## Task goal
Reproduce the listing that follows with no differences at all.

§ §

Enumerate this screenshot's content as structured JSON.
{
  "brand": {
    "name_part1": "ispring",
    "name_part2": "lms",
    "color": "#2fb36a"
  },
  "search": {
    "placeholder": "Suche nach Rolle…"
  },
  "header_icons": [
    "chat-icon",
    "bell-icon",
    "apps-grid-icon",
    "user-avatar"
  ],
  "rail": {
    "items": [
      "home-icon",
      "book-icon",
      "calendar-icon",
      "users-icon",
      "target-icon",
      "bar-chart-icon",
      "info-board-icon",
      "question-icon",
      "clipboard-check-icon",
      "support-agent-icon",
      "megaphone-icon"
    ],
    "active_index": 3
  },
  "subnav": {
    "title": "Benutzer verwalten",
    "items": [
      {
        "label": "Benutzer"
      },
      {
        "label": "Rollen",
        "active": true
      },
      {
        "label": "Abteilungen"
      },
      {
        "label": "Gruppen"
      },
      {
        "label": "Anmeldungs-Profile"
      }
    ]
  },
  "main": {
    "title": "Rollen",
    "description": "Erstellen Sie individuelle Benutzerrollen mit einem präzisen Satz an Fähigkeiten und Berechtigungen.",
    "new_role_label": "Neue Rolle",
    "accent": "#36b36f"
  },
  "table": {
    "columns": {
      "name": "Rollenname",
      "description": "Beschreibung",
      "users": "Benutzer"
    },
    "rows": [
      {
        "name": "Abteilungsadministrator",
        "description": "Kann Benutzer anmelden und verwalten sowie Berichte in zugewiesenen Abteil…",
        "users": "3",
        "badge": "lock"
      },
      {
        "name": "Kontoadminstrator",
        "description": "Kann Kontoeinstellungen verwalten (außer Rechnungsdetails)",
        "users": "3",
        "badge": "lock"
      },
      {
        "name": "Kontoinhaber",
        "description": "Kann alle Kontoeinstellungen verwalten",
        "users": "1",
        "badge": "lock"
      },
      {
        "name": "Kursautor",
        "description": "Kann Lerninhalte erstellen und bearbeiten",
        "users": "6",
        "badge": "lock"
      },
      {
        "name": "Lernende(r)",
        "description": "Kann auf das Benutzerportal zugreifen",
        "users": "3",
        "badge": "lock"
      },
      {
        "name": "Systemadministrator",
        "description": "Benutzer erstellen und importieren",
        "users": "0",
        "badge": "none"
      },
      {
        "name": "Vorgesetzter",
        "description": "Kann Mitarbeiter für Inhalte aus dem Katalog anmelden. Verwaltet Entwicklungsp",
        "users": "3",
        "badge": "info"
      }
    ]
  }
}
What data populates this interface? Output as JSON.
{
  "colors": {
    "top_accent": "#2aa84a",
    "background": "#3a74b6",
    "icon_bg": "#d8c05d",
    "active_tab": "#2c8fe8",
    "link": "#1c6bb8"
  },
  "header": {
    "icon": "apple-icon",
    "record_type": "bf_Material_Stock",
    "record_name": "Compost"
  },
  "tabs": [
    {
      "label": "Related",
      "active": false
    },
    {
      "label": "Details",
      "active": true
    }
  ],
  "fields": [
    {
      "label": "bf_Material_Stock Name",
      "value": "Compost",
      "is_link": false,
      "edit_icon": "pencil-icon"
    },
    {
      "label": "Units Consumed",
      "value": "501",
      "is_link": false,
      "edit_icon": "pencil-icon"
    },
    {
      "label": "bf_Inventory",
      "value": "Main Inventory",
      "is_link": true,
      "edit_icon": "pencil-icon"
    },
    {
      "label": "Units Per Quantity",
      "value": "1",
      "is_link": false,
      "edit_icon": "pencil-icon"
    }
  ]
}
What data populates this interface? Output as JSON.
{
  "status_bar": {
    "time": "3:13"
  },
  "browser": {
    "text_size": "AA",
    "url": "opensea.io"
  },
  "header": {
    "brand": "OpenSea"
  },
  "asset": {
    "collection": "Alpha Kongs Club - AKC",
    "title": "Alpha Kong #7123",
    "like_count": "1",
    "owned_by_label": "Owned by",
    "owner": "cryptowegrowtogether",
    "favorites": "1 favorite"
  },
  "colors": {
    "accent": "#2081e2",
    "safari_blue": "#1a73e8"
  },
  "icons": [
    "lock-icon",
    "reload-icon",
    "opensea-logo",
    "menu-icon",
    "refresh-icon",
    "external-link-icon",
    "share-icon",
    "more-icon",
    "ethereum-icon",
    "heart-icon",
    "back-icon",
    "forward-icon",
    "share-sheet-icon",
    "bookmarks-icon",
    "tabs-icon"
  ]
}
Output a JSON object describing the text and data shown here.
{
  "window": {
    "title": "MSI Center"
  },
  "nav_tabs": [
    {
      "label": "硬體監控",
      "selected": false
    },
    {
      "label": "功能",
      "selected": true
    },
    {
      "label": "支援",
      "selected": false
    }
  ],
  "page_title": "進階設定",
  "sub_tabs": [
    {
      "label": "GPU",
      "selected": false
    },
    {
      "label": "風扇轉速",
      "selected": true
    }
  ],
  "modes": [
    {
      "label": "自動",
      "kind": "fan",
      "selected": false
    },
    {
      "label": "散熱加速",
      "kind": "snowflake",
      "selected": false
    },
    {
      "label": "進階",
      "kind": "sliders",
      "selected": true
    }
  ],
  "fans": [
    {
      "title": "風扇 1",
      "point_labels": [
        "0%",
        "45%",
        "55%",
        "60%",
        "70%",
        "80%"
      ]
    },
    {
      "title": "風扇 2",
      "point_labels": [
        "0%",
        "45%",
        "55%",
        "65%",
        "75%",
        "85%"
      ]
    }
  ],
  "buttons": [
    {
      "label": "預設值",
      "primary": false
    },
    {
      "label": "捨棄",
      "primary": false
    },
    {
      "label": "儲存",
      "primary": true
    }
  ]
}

§ §

## Solution
Enumerate this screenshot's content as structured JSON.
{
  "brand": {
    "name_part1": "ispring",
    "name_part2": "lms",
    "color": "#2fb36a"
  },
  "search": {
    "placeholder": "Suche nach Rolle…"
  },
  "header_icons": [
    "chat-icon",
    "bell-icon",
    "apps-grid-icon",
    "user-avatar"
  ],
  "rail": {
    "items": [
      "home-icon",
      "book-icon",
      "calendar-icon",
      "users-icon",
      "target-icon",
      "bar-chart-icon",
      "info-board-icon",
      "question-icon",
      "clipboard-check-icon",
      "support-agent-icon",
      "megaphone-icon"
    ],
    "active_index": 3
  },
  "subnav": {
    "title": "Benutzer verwalten",
    "items": [
      {
        "label": "Benutzer"
      },
      {
        "label": "Rollen",
        "active": true
      },
      {
        "label": "Abteilungen"
      },
      {
        "label": "Gruppen"
      },
      {
        "label": "Anmeldungs-Profile"
      }
    ]
  },
  "main": {
    "title": "Rollen",
    "description": "Erstellen Sie individuelle Benutzerrollen mit einem präzisen Satz an Fähigkeiten und Berechtigungen.",
    "new_role_label": "Neue Rolle",
    "accent": "#36b36f"
  },
  "table": {
    "columns": {
      "name": "Rollenname",
      "description": "Beschreibung",
      "users": "Benutzer"
    },
    "rows": [
      {
        "name": "Abteilungsadministrator",
        "description": "Kann Benutzer anmelden und verwalten sowie Berichte in zugewiesenen Abteil…",
        "users": "3",
        "badge": "lock"
      },
      {
        "name": "Kontoadminstrator",
        "description": "Kann Kontoeinstellungen verwalten (außer Rechnungsdetails)",
        "users": "3",
        "badge": "lock"
      },
      {
        "name": "Kontoinhaber",
        "description": "Kann alle Kontoeinstellungen verwalten",
        "users": "1",
        "badge": "lock"
      },
      {
        "name": "Kursautor",
        "description": "Kann Lerninhalte erstellen und bearbeiten",
        "users": "6",
        "badge": "lock"
      },
      {
        "name": "Lernende(r)",
        "description": "Kann auf das Benutzerportal zugreifen",
        "users": "3",
        "badge": "lock"
      },
      {
        "name": "Systemadministrator",
        "description": "Benutzer erstellen und importieren",
        "users": "0",
        "badge": "none"
      },
      {
        "name": "Vorgesetzter",
        "description": "Kann Mitarbeiter für Inhalte aus dem Katalog anmelden. Verwaltet Entwicklungsp",
        "users": "3",
        "badge": "info"
      }
    ]
  }
}
What data populates this interface? Output as JSON.
{
  "colors": {
    "top_accent": "#2aa84a",
    "background": "#3a74b6",
    "icon_bg": "#d8c05d",
    "active_tab": "#2c8fe8",
    "link": "#1c6bb8"
  },
  "header": {
    "icon": "apple-icon",
    "record_type": "bf_Material_Stock",
    "record_name": "Compost"
  },
  "tabs": [
    {
      "label": "Related",
      "active": false
    },
    {
      "label": "Details",
      "active": true
    }
  ],
  "fields": [
    {
      "label": "bf_Material_Stock Name",
      "value": "Compost",
      "is_link": false,
      "edit_icon": "pencil-icon"
    },
    {
      "label": "Units Consumed",
      "value": "501",
      "is_link": false,
      "edit_icon": "pencil-icon"
    },
    {
      "label": "bf_Inventory",
      "value": "Main Inventory",
      "is_link": true,
      "edit_icon": "pencil-icon"
    },
    {
      "label": "Units Per Quantity",
      "value": "1",
      "is_link": false,
      "edit_icon": "pencil-icon"
    }
  ]
}
What data populates this interface? Output as JSON.
{
  "status_bar": {
    "time": "3:13"
  },
  "browser": {
    "text_size": "AA",
    "url": "opensea.io"
  },
  "header": {
    "brand": "OpenSea"
  },
  "asset": {
    "collection": "Alpha Kongs Club - AKC",
    "title": "Alpha Kong #7123",
    "like_count": "1",
    "owned_by_label": "Owned by",
    "owner": "cryptowegrowtogether",
    "favorites": "1 favorite"
  },
  "colors": {
    "accent": "#2081e2",
    "safari_blue": "#1a73e8"
  },
  "icons": [
    "lock-icon",
    "reload-icon",
    "opensea-logo",
    "menu-icon",
    "refresh-icon",
    "external-link-icon",
    "share-icon",
    "more-icon",
    "ethereum-icon",
    "heart-icon",
    "back-icon",
    "forward-icon",
    "share-sheet-icon",
    "bookmarks-icon",
    "tabs-icon"
  ]
}
Output a JSON object describing the text and data shown here.
{
  "window": {
    "title": "MSI Center"
  },
  "nav_tabs": [
    {
      "label": "硬體監控",
      "selected": false
    },
    {
      "label": "功能",
      "selected": true
    },
    {
      "label": "支援",
      "selected": false
    }
  ],
  "page_title": "進階設定",
  "sub_tabs": [
    {
      "label": "GPU",
      "selected": false
    },
    {
      "label": "風扇轉速",
      "selected": true
    }
  ],
  "modes": [
    {
      "label": "自動",
      "kind": "fan",
      "selected": false
    },
    {
      "label": "散熱加速",
      "kind": "snowflake",
      "selected": false
    },
    {
      "label": "進階",
      "kind": "sliders",
      "selected": true
    }
  ],
  "fans": [
    {
      "title": "風扇 1",
      "point_labels": [
        "0%",
        "45%",
        "55%",
        "60%",
        "70%",
        "80%"
      ]
    },
    {
      "title": "風扇 2",
      "point_labels": [
        "0%",
        "45%",
        "55%",
        "65%",
        "75%",
        "85%"
      ]
    }
  ],
  "buttons": [
    {
      "label": "預設值",
      "primary": false
    },
    {
      "label": "捨棄",
      "primary": false
    },
    {
      "label": "儲存",
      "primary": true
    }
  ]
}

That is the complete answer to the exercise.